▶ EXERCISE DESCRIPTION:
Copy each line below without leaving any out.

▶ GIVEN DATA:

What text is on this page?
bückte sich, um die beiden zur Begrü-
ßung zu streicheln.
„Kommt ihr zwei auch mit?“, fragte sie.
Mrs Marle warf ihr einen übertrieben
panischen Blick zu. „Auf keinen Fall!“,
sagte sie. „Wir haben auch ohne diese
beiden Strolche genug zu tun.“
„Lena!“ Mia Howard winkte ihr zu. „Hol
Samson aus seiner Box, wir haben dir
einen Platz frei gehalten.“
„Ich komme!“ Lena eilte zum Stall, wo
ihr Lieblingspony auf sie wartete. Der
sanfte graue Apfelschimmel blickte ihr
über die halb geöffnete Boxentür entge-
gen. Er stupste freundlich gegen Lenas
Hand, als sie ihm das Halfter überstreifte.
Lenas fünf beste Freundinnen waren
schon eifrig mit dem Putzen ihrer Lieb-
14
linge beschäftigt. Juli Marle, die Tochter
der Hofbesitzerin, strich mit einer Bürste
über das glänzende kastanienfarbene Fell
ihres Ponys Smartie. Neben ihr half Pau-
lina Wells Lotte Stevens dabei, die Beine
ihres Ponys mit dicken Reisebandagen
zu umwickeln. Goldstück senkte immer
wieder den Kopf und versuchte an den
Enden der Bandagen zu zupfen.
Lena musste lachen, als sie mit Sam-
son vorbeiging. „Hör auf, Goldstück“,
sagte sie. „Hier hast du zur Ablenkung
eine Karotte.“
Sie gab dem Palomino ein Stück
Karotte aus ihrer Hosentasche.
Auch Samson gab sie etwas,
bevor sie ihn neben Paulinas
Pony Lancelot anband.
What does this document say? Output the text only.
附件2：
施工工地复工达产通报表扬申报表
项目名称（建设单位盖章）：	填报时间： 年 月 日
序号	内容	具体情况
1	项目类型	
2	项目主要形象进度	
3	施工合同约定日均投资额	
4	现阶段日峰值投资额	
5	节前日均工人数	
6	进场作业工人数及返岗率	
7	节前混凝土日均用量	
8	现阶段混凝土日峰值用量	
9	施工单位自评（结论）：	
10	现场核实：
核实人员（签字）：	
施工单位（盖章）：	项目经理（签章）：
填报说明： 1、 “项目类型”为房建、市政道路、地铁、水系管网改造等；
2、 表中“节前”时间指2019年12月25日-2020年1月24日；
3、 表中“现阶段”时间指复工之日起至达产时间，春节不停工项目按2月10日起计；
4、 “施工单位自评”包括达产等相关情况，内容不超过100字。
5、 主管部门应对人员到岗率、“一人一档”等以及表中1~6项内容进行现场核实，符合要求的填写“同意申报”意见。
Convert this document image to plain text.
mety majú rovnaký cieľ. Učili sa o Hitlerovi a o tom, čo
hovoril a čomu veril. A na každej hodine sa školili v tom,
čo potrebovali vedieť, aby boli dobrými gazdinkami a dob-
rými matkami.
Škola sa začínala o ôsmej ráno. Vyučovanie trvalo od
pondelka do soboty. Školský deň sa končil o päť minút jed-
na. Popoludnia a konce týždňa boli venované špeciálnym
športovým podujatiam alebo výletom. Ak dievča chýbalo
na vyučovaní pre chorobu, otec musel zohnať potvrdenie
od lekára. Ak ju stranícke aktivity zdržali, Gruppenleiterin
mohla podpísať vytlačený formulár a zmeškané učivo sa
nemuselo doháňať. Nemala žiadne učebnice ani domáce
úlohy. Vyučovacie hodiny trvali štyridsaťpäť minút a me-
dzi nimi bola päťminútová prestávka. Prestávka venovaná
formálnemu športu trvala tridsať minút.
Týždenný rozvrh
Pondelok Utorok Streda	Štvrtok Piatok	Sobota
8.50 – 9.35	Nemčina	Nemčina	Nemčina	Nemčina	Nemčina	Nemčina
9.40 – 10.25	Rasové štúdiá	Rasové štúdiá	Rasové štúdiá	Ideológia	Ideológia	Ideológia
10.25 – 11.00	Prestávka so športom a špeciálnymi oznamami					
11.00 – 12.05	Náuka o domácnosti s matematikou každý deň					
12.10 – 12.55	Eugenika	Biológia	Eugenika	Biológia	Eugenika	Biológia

▶ RESPONSE TO THE EXERCISE:
What text is on this page?
bückte sich, um die beiden zur Begrü-
ßung zu streicheln.
„Kommt ihr zwei auch mit?“, fragte sie.
Mrs Marle warf ihr einen übertrieben
panischen Blick zu. „Auf keinen Fall!“,
sagte sie. „Wir haben auch ohne diese
beiden Strolche genug zu tun.“
„Lena!“ Mia Howard winkte ihr zu. „Hol
Samson aus seiner Box, wir haben dir
einen Platz frei gehalten.“
„Ich komme!“ Lena eilte zum Stall, wo
ihr Lieblingspony auf sie wartete. Der
sanfte graue Apfelschimmel blickte ihr
über die halb geöffnete Boxentür entge-
gen. Er stupste freundlich gegen Lenas
Hand, als sie ihm das Halfter überstreifte.
Lenas fünf beste Freundinnen waren
schon eifrig mit dem Putzen ihrer Lieb-
14
linge beschäftigt. Juli Marle, die Tochter
der Hofbesitzerin, strich mit einer Bürste
über das glänzende kastanienfarbene Fell
ihres Ponys Smartie. Neben ihr half Pau-
lina Wells Lotte Stevens dabei, die Beine
ihres Ponys mit dicken Reisebandagen
zu umwickeln. Goldstück senkte immer
wieder den Kopf und versuchte an den
Enden der Bandagen zu zupfen.
Lena musste lachen, als sie mit Sam-
son vorbeiging. „Hör auf, Goldstück“,
sagte sie. „Hier hast du zur Ablenkung
eine Karotte.“
Sie gab dem Palomino ein Stück
Karotte aus ihrer Hosentasche.
Auch Samson gab sie etwas,
bevor sie ihn neben Paulinas
Pony Lancelot anband.
What does this document say? Output the text only.
附件2：
施工工地复工达产通报表扬申报表
项目名称（建设单位盖章）：	填报时间： 年 月 日
序号	内容	具体情况
1	项目类型	
2	项目主要形象进度	
3	施工合同约定日均投资额	
4	现阶段日峰值投资额	
5	节前日均工人数	
6	进场作业工人数及返岗率	
7	节前混凝土日均用量	
8	现阶段混凝土日峰值用量	
9	施工单位自评（结论）：	
10	现场核实：
核实人员（签字）：	
施工单位（盖章）：	项目经理（签章）：
填报说明： 1、 “项目类型”为房建、市政道路、地铁、水系管网改造等；
2、 表中“节前”时间指2019年12月25日-2020年1月24日；
3、 表中“现阶段”时间指复工之日起至达产时间，春节不停工项目按2月10日起计；
4、 “施工单位自评”包括达产等相关情况，内容不超过100字。
5、 主管部门应对人员到岗率、“一人一档”等以及表中1~6项内容进行现场核实，符合要求的填写“同意申报”意见。
Convert this document image to plain text.
mety majú rovnaký cieľ. Učili sa o Hitlerovi a o tom, čo
hovoril a čomu veril. A na každej hodine sa školili v tom,
čo potrebovali vedieť, aby boli dobrými gazdinkami a dob-
rými matkami.
Škola sa začínala o ôsmej ráno. Vyučovanie trvalo od
pondelka do soboty. Školský deň sa končil o päť minút jed-
na. Popoludnia a konce týždňa boli venované špeciálnym
športovým podujatiam alebo výletom. Ak dievča chýbalo
na vyučovaní pre chorobu, otec musel zohnať potvrdenie
od lekára. Ak ju stranícke aktivity zdržali, Gruppenleiterin
mohla podpísať vytlačený formulár a zmeškané učivo sa
nemuselo doháňať. Nemala žiadne učebnice ani domáce
úlohy. Vyučovacie hodiny trvali štyridsaťpäť minút a me-
dzi nimi bola päťminútová prestávka. Prestávka venovaná
formálnemu športu trvala tridsať minút.
Týždenný rozvrh
Pondelok Utorok Streda	Štvrtok Piatok	Sobota
8.50 – 9.35	Nemčina	Nemčina	Nemčina	Nemčina	Nemčina	Nemčina
9.40 – 10.25	Rasové štúdiá	Rasové štúdiá	Rasové štúdiá	Ideológia	Ideológia	Ideológia
10.25 – 11.00	Prestávka so športom a špeciálnymi oznamami					
11.00 – 12.05	Náuka o domácnosti s matematikou každý deň					
12.10 – 12.55	Eugenika	Biológia	Eugenika	Biológia	Eugenika	Biológia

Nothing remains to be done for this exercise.